- **Input for this task**:
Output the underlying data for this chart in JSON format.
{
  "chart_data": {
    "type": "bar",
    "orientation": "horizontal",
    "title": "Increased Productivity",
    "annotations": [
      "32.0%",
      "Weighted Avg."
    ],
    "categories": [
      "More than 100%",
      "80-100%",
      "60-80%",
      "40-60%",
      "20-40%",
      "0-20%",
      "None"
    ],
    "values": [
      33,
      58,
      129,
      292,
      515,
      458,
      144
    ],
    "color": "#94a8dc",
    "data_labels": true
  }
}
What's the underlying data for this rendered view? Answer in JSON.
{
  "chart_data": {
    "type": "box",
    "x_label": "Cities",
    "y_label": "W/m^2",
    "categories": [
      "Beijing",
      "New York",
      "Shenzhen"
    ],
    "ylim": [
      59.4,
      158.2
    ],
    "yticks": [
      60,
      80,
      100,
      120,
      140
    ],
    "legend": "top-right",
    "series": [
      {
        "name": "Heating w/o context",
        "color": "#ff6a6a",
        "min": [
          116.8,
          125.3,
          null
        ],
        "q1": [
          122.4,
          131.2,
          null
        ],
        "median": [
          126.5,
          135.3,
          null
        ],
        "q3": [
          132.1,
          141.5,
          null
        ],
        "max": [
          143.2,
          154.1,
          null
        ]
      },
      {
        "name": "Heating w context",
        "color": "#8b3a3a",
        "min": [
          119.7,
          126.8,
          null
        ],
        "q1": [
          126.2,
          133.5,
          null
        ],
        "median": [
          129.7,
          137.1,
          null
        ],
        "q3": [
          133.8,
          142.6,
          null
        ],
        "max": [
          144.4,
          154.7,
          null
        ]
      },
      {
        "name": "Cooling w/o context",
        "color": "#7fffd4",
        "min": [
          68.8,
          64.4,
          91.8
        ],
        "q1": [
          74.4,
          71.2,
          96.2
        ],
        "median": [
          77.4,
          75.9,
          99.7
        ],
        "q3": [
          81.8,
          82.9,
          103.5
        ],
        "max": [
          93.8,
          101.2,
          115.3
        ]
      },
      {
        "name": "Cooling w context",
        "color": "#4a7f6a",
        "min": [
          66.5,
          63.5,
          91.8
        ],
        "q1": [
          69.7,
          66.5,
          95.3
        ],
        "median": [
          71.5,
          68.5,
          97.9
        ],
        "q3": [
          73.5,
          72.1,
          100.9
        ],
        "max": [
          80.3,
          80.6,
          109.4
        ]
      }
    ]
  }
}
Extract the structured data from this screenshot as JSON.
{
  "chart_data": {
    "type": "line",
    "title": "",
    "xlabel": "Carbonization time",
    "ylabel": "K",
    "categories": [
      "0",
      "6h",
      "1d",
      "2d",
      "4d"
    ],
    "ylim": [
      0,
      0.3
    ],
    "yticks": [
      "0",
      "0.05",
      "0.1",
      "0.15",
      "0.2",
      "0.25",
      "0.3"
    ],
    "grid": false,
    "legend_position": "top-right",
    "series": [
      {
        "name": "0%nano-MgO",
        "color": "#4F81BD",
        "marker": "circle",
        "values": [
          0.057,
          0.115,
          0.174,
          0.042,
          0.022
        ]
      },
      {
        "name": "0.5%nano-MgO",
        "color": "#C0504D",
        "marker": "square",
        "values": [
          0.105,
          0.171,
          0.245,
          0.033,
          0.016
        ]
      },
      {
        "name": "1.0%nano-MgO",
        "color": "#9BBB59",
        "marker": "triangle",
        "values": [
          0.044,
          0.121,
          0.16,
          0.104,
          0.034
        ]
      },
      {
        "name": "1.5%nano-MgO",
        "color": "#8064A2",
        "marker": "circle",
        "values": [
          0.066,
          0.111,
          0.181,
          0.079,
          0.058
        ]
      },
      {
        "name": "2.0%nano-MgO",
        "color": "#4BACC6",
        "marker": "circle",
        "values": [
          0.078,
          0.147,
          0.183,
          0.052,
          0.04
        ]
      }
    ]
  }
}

- **Task to carry out**:
Retype the material above, line by line, exactly.

- **Solved exercise**:
Output the underlying data for this chart in JSON format.
{
  "chart_data": {
    "type": "bar",
    "orientation": "horizontal",
    "title": "Increased Productivity",
    "annotations": [
      "32.0%",
      "Weighted Avg."
    ],
    "categories": [
      "More than 100%",
      "80-100%",
      "60-80%",
      "40-60%",
      "20-40%",
      "0-20%",
      "None"
    ],
    "values": [
      33,
      58,
      129,
      292,
      515,
      458,
      144
    ],
    "color": "#94a8dc",
    "data_labels": true
  }
}
What's the underlying data for this rendered view? Answer in JSON.
{
  "chart_data": {
    "type": "box",
    "x_label": "Cities",
    "y_label": "W/m^2",
    "categories": [
      "Beijing",
      "New York",
      "Shenzhen"
    ],
    "ylim": [
      59.4,
      158.2
    ],
    "yticks": [
      60,
      80,
      100,
      120,
      140
    ],
    "legend": "top-right",
    "series": [
      {
        "name": "Heating w/o context",
        "color": "#ff6a6a",
        "min": [
          116.8,
          125.3,
          null
        ],
        "q1": [
          122.4,
          131.2,
          null
        ],
        "median": [
          126.5,
          135.3,
          null
        ],
        "q3": [
          132.1,
          141.5,
          null
        ],
        "max": [
          143.2,
          154.1,
          null
        ]
      },
      {
        "name": "Heating w context",
        "color": "#8b3a3a",
        "min": [
          119.7,
          126.8,
          null
        ],
        "q1": [
          126.2,
          133.5,
          null
        ],
        "median": [
          129.7,
          137.1,
          null
        ],
        "q3": [
          133.8,
          142.6,
          null
        ],
        "max": [
          144.4,
          154.7,
          null
        ]
      },
      {
        "name": "Cooling w/o context",
        "color": "#7fffd4",
        "min": [
          68.8,
          64.4,
          91.8
        ],
        "q1": [
          74.4,
          71.2,
          96.2
        ],
        "median": [
          77.4,
          75.9,
          99.7
        ],
        "q3": [
          81.8,
          82.9,
          103.5
        ],
        "max": [
          93.8,
          101.2,
          115.3
        ]
      },
      {
        "name": "Cooling w context",
        "color": "#4a7f6a",
        "min": [
          66.5,
          63.5,
          91.8
        ],
        "q1": [
          69.7,
          66.5,
          95.3
        ],
        "median": [
          71.5,
          68.5,
          97.9
        ],
        "q3": [
          73.5,
          72.1,
          100.9
        ],
        "max": [
          80.3,
          80.6,
          109.4
        ]
      }
    ]
  }
}
Extract the structured data from this screenshot as JSON.
{
  "chart_data": {
    "type": "line",
    "title": "",
    "xlabel": "Carbonization time",
    "ylabel": "K",
    "categories": [
      "0",
      "6h",
      "1d",
      "2d",
      "4d"
    ],
    "ylim": [
      0,
      0.3
    ],
    "yticks": [
      "0",
      "0.05",
      "0.1",
      "0.15",
      "0.2",
      "0.25",
      "0.3"
    ],
    "grid": false,
    "legend_position": "top-right",
    "series": [
      {
        "name": "0%nano-MgO",
        "color": "#4F81BD",
        "marker": "circle",
        "values": [
          0.057,
          0.115,
          0.174,
          0.042,
          0.022
        ]
      },
      {
        "name": "0.5%nano-MgO",
        "color": "#C0504D",
        "marker": "square",
        "values": [
          0.105,
          0.171,
          0.245,
          0.033,
          0.016
        ]
      },
      {
        "name": "1.0%nano-MgO",
        "color": "#9BBB59",
        "marker": "triangle",
        "values": [
          0.044,
          0.121,
          0.16,
          0.104,
          0.034
        ]
      },
      {
        "name": "1.5%nano-MgO",
        "color": "#8064A2",
        "marker": "circle",
        "values": [
          0.066,
          0.111,
          0.181,
          0.079,
          0.058
        ]
      },
      {
        "name": "2.0%nano-MgO",
        "color": "#4BACC6",
        "marker": "circle",
        "values": [
          0.078,
          0.147,
          0.183,
          0.052,
          0.04
        ]
      }
    ]
  }
}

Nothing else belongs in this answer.